◆ **Exercise requirements**
1. In the post about the used minisplit heat pump, what kind of heating was the new system meant to replace?
2. Please copy down the part of the minisplit post starting at "I called a couple" and ending at "unit via corrosion.".

◆ **Extracted text**
Long time lurker, first time poster...
I picked up a used Pioneer-branded 18K BTU ducted minisplit heat pump system last year. The seller's story was that an HVAC buddy had a very good deal on a fancier Mitsubishi system, so he decommissioned the Pioneer system and replaced it. Wise or not, I gambled on what I hoped would be a system cheap and functional enough that I could justify trying my first DIY install to replace electric baseboards.
Life got in the way and my attic air sealing and re-insulating projects took drastically longer than I had originally planned. I've only just pulled the air handler up into the tiny insulated "room" I built for this purpose in the attic. It's been a terrible year, and everyone in the family is tired of this never ending project. When my 5yr old draws our family, she draws me in a tiny box in the attic.
I called a couple HVAC companies to see if I could convince someone to finish for me. One guy pointed out that a service valve stem on the outdoor unit doesn't look seated, as if the last person to work on the system disconnected the lineset and did not reseal the outdoor unit. He predicts hydrophilic oil has absorbed enough water to ruin the unit via corrosion.

◆ **Supplied information**
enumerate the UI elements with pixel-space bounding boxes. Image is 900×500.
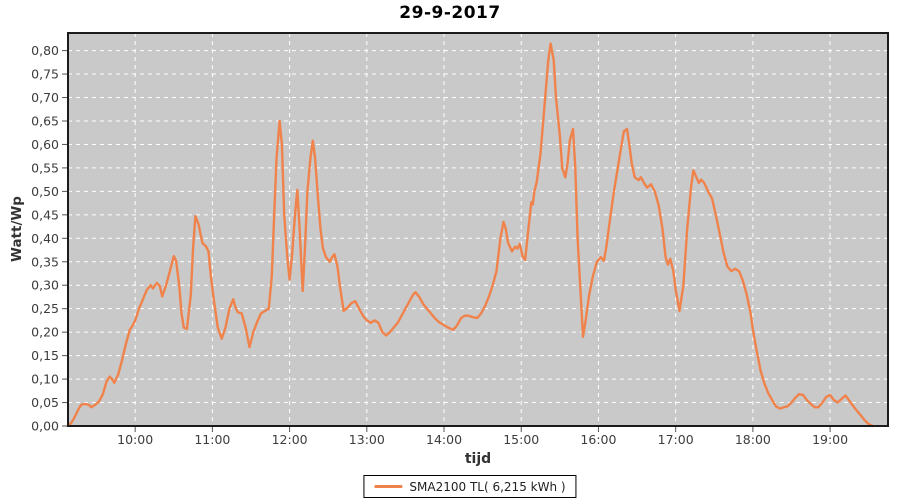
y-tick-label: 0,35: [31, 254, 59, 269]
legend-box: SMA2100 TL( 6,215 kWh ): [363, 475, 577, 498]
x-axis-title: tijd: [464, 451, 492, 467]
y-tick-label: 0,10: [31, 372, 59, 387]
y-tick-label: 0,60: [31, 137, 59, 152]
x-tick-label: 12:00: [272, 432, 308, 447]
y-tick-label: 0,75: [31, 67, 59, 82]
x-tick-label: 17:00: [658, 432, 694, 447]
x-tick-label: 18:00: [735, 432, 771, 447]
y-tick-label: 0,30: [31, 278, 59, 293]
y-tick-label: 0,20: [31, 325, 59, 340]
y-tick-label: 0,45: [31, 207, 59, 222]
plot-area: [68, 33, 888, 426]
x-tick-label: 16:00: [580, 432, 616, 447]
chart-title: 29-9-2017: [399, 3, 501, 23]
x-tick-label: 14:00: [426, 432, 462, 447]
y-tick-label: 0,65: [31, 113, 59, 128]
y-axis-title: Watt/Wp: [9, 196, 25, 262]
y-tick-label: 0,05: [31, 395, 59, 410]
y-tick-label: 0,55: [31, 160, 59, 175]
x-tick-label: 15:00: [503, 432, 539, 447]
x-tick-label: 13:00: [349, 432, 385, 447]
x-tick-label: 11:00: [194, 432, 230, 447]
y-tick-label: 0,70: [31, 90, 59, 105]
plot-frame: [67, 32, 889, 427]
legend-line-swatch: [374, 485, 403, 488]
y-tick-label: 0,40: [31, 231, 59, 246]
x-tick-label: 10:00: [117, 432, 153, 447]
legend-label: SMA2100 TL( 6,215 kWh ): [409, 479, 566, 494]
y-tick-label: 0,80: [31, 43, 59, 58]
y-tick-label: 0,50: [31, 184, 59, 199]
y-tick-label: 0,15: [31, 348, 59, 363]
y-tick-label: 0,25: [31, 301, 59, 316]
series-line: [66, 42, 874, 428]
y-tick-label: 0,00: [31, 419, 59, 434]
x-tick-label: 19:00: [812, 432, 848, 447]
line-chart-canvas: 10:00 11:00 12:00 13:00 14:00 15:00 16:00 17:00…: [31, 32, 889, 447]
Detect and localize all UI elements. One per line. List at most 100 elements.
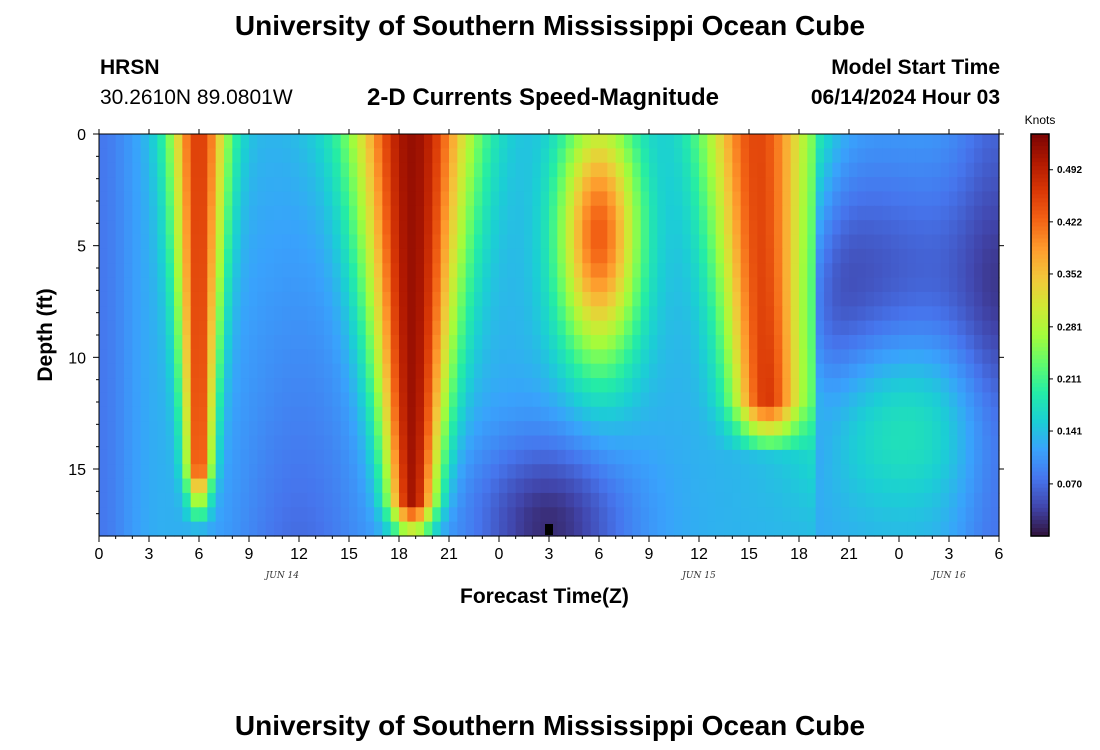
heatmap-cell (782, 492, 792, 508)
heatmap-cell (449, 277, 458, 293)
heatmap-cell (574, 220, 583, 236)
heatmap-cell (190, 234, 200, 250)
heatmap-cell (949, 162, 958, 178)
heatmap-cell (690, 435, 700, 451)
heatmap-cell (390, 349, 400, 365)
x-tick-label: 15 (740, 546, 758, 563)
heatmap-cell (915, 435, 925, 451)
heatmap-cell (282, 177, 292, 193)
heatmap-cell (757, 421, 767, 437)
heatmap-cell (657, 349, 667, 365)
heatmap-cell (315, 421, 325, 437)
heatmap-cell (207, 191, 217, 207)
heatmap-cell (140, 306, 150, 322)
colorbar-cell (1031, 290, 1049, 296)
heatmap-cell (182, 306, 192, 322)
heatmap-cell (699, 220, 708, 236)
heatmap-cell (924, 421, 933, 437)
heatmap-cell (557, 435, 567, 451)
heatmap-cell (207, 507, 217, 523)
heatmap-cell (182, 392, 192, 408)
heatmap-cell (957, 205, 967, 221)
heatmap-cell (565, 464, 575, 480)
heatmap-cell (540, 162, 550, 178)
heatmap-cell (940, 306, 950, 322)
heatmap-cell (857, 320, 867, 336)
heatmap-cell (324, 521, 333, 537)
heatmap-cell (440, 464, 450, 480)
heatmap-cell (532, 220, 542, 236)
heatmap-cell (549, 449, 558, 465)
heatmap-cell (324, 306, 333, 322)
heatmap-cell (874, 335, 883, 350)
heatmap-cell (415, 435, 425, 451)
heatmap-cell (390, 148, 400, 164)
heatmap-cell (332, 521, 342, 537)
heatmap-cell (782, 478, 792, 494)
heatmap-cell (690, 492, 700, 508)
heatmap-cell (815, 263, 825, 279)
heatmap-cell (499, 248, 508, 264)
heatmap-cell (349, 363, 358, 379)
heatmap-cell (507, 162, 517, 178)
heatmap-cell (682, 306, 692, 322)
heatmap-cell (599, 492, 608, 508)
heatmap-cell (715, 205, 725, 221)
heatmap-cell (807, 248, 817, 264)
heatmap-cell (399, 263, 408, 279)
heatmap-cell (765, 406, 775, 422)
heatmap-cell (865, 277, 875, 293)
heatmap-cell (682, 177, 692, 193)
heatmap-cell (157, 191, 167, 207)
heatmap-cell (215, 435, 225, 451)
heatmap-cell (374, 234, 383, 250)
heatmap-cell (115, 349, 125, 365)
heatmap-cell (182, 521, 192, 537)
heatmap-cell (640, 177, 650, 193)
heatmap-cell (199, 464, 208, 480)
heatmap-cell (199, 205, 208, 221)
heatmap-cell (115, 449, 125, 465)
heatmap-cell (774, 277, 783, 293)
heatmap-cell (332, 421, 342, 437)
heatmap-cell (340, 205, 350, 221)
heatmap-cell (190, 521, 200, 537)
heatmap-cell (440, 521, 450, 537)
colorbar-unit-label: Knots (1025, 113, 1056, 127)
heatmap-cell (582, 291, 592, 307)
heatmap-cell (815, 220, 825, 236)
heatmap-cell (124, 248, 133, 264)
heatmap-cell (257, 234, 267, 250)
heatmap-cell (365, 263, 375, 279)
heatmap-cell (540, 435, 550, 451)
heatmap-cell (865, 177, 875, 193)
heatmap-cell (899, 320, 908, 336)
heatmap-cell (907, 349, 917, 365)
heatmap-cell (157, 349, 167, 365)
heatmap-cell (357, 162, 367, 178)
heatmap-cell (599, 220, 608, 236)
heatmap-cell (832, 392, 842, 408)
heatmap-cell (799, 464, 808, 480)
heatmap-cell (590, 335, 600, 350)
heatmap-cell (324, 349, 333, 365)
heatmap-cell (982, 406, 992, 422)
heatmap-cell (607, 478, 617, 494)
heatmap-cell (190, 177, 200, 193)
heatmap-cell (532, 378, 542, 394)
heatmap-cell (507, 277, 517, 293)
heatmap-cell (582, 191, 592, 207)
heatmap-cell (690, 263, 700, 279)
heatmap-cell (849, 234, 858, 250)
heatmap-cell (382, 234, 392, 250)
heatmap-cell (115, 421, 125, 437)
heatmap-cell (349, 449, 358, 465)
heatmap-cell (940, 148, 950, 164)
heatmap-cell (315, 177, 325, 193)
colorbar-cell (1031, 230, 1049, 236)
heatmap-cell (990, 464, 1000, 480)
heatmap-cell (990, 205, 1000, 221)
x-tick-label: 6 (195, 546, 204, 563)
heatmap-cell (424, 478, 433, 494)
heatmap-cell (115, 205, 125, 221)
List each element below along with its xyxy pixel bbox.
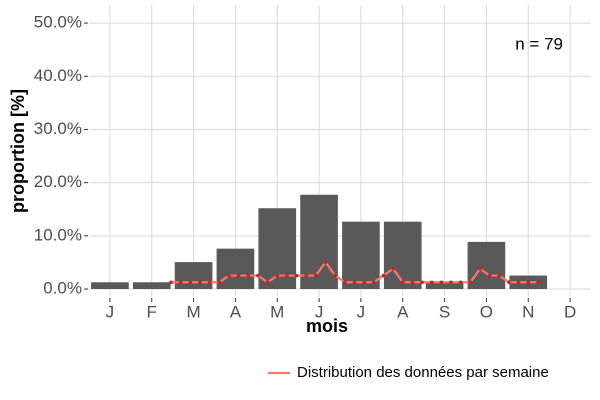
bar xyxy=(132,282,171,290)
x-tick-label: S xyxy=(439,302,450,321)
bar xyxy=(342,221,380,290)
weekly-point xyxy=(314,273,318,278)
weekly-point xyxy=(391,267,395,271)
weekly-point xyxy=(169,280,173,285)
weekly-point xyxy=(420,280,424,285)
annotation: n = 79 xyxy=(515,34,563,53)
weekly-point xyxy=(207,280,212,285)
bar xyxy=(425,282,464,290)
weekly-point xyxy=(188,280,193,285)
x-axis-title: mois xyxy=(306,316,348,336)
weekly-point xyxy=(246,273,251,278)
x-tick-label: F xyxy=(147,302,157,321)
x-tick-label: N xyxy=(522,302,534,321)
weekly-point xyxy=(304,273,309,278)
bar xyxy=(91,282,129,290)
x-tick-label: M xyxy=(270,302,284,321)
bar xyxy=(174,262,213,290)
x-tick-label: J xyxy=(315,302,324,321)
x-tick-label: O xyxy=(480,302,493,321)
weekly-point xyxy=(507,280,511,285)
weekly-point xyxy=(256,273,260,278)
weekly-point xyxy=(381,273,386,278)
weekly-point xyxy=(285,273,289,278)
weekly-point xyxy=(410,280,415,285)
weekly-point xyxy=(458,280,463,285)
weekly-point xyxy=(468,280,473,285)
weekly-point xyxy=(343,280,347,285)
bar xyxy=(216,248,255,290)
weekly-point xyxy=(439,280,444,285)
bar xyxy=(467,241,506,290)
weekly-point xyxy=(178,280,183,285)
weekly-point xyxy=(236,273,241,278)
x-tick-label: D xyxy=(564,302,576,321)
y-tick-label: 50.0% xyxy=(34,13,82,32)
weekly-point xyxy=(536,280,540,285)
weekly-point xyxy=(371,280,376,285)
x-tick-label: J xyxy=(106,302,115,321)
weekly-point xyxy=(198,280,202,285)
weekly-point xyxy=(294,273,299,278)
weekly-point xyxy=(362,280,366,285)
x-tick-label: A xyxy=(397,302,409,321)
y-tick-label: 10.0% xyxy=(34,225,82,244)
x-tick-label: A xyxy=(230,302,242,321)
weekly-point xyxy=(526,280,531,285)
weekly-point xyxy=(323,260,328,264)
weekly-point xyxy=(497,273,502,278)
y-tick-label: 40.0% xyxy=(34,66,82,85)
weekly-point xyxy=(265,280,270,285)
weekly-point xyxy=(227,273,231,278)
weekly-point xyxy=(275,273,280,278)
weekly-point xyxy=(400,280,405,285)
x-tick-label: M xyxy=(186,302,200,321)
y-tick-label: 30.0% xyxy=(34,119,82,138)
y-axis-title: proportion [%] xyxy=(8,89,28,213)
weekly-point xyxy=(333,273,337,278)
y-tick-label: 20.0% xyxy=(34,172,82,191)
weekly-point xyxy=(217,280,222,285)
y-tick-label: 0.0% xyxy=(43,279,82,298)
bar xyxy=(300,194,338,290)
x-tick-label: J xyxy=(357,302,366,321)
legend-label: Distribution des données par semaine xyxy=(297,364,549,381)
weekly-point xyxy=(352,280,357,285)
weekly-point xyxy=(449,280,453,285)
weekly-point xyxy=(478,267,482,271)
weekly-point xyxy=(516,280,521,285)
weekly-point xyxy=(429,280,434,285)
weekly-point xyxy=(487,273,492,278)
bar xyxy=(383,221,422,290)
==
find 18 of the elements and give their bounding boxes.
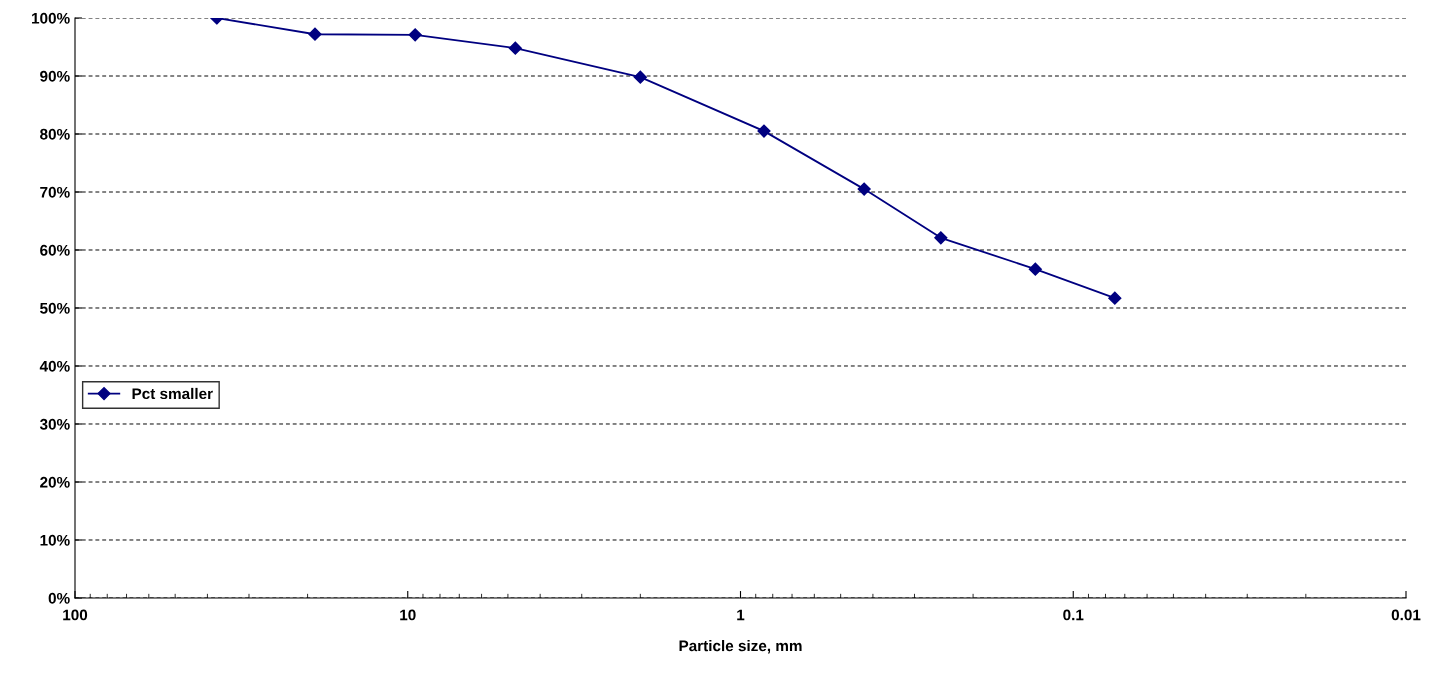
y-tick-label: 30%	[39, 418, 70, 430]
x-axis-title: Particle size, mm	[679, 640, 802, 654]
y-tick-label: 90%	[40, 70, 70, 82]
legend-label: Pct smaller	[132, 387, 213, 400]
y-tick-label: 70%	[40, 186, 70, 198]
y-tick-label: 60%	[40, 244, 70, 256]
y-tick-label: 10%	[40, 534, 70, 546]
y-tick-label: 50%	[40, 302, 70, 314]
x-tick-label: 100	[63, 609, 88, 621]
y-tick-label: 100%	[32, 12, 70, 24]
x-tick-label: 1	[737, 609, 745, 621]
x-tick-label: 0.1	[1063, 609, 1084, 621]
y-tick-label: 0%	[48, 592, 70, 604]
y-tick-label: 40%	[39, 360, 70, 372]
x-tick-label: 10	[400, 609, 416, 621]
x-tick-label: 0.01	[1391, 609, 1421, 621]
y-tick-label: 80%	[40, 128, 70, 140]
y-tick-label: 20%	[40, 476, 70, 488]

◆ **Results of the exercise**
1. Electric baseboards.

2.
I called a couple HVAC companies to see if I could convince someone to finish for me. One guy pointed out that a service valve stem on the outdoor unit doesn't look seated, as if the last person to work on the system disconnected the lineset and did not reseal the outdoor unit. He predicts hydrophilic oil has absorbed enough water to ruin the unit via corrosion.